**SHORT PROBLEM A:** According to the diary entry, how many mice are there altogether?

**DOCUMENT:**
----------------------------------------
Wednesday, February 4, 1998

Couldn’t sleep, so I thought I’d write. The more I think about Andy, the more irked I get. I appreciate the coffee coupons he took the time to clip and bring over to me, but he has become so fucking selfish (in a different kind of way than he was in Springfield)! I just never thought he’d become such a pest! He comes over here on a weekend which he knows I don’t prefer (although I should’ve said something) and he’s got to eat everything he sees, as usual. He sees me eating a carrot, so he’s gotta have it. He sits down next to all my gum, he’s gotta have some, too (a whole pack). He’s gotta have some popcorn and some coffee and then he asked if I’d give him the digital scale since we got a dial one. Yeah sure, I said. Then he said he should’ve taken my offer when I offered him extra mugs since he’s got two roommates now. So I gave him 4 old mugs I’ll never use again.

Oh well. I guess Andy will be Andy while I’ll be me. I still love and care about him as much as I may bitch about him. He is my best friend. He’s also so much like family since we grew up knowing each other.

So much for printing out purple text. All I can get right now is black and blue. I think this color cartridge is fucked up. It fucking figures, huh?

Right now I’m in a questionable mood. I’m not in a bad mood and I’m not in a good mood. I have things I look forward to living for and experiencing, then I have things I’m not the least bit anxious to live with. As I said, never having a baby gets easier to deal with over time, and I know God has his reasons for feeling I’m both incompetent and not deserving of a child and perhaps he’s right. That still doesn’t mean that every now and then for the rest of my life, I won’t wonder what it would’ve been like to carry and have that child. I still wonder, though, will we ever seek a doctor’s help for this situation? I can’t see it. And how many have this double whammy, too, with problems with both sex and sterility? Isn’t it usually one or the other if you’re one of those unfortunate ones to have a problem in the first place?

It’s still pretty windy out there and we had a bit of rain, but it’s a nothing storm. I wouldn’t even classify it as a storm, but just a little bit of wind and rain.

I’m also wondering about the bitch next door too, and what she’s gonna do next. Will she try again to take legal action against me? Or will she have her boytoy harass me with his music? Or maybe have Loverboy and the kid vandalize us? Well, if they do that, and I catch them, they’re dead meat.

I did a baby count last night and if I remember correctly, there are 34 babies. Counting the adults, we’ve got 42 mice altogether. That’s a lot!

Well, I’d stay and write more little tidbits of stuff, but my eyes are now beginning to close on me. I should wake up to a package from my parents tomorrow. Packages always come before I’m fully awake, anyway! I hope I don’t wake up to any court people knocking, that’s for sure.

Later...
----------------------------------------
**SHORT PROBLEM B:** Reproduce, character for character, the stretch of rows from the first row of the listings through the row containing "range-enable-checkbox[interactable] xyxy=(365,780,379,794)", both ends included.

Annotated region listings:
----------------------------------------
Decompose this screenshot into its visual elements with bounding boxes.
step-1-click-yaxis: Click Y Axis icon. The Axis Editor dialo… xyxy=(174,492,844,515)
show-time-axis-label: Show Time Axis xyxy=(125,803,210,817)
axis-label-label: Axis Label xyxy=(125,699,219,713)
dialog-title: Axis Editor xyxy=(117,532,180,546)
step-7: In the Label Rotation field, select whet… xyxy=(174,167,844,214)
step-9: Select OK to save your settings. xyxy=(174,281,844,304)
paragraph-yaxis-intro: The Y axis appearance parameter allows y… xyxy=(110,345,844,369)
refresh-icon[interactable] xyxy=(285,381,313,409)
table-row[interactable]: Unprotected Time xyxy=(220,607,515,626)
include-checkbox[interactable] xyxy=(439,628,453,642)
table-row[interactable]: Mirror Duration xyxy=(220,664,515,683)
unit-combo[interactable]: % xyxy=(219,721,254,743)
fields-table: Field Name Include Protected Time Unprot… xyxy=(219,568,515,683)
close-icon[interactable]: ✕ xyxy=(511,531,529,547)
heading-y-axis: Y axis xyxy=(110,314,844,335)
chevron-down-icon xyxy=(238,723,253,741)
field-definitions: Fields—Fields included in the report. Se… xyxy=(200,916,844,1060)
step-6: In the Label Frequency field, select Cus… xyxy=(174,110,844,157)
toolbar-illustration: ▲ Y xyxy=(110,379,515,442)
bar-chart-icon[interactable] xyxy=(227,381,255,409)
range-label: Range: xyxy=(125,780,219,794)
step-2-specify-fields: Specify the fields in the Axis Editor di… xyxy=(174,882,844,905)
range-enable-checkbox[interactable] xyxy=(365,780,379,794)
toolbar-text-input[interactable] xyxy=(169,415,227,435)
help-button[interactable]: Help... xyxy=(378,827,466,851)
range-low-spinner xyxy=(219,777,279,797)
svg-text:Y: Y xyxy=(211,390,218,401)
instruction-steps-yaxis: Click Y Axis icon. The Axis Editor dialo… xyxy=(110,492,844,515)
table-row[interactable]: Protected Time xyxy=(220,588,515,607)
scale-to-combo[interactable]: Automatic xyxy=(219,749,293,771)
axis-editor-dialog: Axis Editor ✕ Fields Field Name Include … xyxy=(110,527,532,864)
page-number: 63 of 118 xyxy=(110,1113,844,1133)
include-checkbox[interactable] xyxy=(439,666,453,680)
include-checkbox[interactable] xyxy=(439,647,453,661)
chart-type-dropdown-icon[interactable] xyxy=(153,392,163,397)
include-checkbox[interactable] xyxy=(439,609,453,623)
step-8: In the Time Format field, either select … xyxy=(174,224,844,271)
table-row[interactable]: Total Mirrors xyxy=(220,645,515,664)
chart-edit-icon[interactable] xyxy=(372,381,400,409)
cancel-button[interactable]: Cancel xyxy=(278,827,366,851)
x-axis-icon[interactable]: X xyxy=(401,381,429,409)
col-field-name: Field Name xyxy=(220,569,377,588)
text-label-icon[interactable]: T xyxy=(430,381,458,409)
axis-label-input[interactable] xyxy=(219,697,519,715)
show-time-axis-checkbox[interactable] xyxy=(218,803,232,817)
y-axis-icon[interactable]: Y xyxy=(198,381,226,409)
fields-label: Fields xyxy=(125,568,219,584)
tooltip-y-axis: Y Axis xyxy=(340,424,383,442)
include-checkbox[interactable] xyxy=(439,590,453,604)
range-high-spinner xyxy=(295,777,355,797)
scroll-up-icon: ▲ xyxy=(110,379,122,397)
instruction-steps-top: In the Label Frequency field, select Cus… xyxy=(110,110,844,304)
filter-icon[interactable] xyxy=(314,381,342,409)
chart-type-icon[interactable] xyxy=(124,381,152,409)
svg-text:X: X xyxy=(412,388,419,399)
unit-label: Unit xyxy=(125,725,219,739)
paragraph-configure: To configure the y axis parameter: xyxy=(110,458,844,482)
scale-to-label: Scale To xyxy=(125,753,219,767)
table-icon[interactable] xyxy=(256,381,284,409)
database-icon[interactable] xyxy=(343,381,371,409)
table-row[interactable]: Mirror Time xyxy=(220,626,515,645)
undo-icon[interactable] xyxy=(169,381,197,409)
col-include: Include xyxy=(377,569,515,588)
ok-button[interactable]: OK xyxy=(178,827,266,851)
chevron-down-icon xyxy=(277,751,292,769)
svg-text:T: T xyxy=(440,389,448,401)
----------------------------------------
**TASK SOLUTION A:** 42 mice, counting the adults.

**TASK SOLUTION B:**
Decompose this screenshot into its visual elements with bounding boxes.
step-1-click-yaxis: Click Y Axis icon. The Axis Editor dialo… xyxy=(174,492,844,515)
show-time-axis-label: Show Time Axis xyxy=(125,803,210,817)
axis-label-label: Axis Label xyxy=(125,699,219,713)
dialog-title: Axis Editor xyxy=(117,532,180,546)
step-7: In the Label Rotation field, select whet… xyxy=(174,167,844,214)
step-9: Select OK to save your settings. xyxy=(174,281,844,304)
paragraph-yaxis-intro: The Y axis appearance parameter allows y… xyxy=(110,345,844,369)
refresh-icon[interactable] xyxy=(285,381,313,409)
table-row[interactable]: Unprotected Time xyxy=(220,607,515,626)
include-checkbox[interactable] xyxy=(439,628,453,642)
table-row[interactable]: Mirror Duration xyxy=(220,664,515,683)
unit-combo[interactable]: % xyxy=(219,721,254,743)
fields-table: Field Name Include Protected Time Unprot… xyxy=(219,568,515,683)
close-icon[interactable]: ✕ xyxy=(511,531,529,547)
heading-y-axis: Y axis xyxy=(110,314,844,335)
chevron-down-icon xyxy=(238,723,253,741)
field-definitions: Fields—Fields included in the report. Se… xyxy=(200,916,844,1060)
step-6: In the Label Frequency field, select Cus… xyxy=(174,110,844,157)
toolbar-illustration: ▲ Y xyxy=(110,379,515,442)
bar-chart-icon[interactable] xyxy=(227,381,255,409)
range-label: Range: xyxy=(125,780,219,794)
step-2-specify-fields: Specify the fields in the Axis Editor di… xyxy=(174,882,844,905)
range-enable-checkbox[interactable] xyxy=(365,780,379,794)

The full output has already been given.